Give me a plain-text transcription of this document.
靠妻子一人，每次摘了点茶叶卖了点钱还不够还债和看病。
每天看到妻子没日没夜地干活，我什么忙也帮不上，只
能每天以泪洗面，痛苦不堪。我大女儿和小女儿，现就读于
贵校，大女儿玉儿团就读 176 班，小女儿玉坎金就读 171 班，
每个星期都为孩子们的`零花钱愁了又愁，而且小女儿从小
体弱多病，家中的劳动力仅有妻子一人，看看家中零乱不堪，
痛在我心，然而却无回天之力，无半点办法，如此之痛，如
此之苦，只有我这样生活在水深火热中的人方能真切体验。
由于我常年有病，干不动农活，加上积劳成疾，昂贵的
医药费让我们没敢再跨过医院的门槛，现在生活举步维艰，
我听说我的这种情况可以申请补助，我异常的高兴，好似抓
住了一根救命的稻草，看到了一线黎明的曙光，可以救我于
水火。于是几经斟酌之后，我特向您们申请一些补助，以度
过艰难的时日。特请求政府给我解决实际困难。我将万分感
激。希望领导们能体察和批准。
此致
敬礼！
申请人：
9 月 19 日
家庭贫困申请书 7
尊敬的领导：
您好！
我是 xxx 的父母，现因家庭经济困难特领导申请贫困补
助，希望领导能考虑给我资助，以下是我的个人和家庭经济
^^^^
From the data above, extract every line in its exact form.

Give me a plain-text transcription of this document.
靠妻子一人，每次摘了点茶叶卖了点钱还不够还债和看病。
每天看到妻子没日没夜地干活，我什么忙也帮不上，只
能每天以泪洗面，痛苦不堪。我大女儿和小女儿，现就读于
贵校，大女儿玉儿团就读 176 班，小女儿玉坎金就读 171 班，
每个星期都为孩子们的`零花钱愁了又愁，而且小女儿从小
体弱多病，家中的劳动力仅有妻子一人，看看家中零乱不堪，
痛在我心，然而却无回天之力，无半点办法，如此之痛，如
此之苦，只有我这样生活在水深火热中的人方能真切体验。
由于我常年有病，干不动农活，加上积劳成疾，昂贵的
医药费让我们没敢再跨过医院的门槛，现在生活举步维艰，
我听说我的这种情况可以申请补助，我异常的高兴，好似抓
住了一根救命的稻草，看到了一线黎明的曙光，可以救我于
水火。于是几经斟酌之后，我特向您们申请一些补助，以度
过艰难的时日。特请求政府给我解决实际困难。我将万分感
激。希望领导们能体察和批准。
此致
敬礼！
申请人：
9 月 19 日
家庭贫困申请书 7
尊敬的领导：
您好！
我是 xxx 的父母，现因家庭经济困难特领导申请贫困补
助，希望领导能考虑给我资助，以下是我的个人和家庭经济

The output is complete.